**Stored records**
——————————

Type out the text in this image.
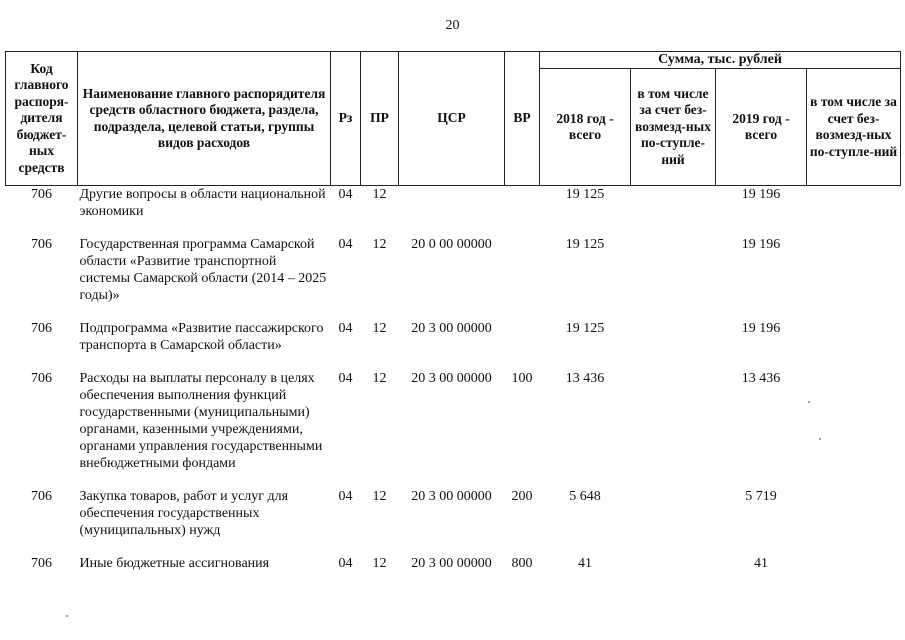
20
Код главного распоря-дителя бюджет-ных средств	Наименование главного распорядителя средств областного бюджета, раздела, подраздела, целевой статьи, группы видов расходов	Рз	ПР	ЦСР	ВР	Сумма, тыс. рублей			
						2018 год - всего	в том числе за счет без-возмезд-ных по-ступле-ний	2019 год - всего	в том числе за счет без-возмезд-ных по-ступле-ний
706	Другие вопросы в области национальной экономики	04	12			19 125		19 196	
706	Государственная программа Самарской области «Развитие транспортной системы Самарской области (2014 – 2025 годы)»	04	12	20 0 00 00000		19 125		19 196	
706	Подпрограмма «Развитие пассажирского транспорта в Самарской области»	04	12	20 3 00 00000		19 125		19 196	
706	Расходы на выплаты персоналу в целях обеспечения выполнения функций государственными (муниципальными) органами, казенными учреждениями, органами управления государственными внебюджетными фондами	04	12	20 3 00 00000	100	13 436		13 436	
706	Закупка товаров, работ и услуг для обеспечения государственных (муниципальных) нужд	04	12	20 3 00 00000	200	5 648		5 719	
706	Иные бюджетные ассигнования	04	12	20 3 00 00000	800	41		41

——————————

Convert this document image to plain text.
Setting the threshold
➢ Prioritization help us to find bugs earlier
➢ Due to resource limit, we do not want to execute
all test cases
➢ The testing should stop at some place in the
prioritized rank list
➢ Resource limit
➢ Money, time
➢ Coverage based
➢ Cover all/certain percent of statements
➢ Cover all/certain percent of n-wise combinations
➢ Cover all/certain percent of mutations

——————————

**THE EXERCISE**
Show each line of the listing that holds the string "limit".

**ANSWER FOR THE TASK**
➢ Due to resource limit, we do not want to execute
➢ Resource limit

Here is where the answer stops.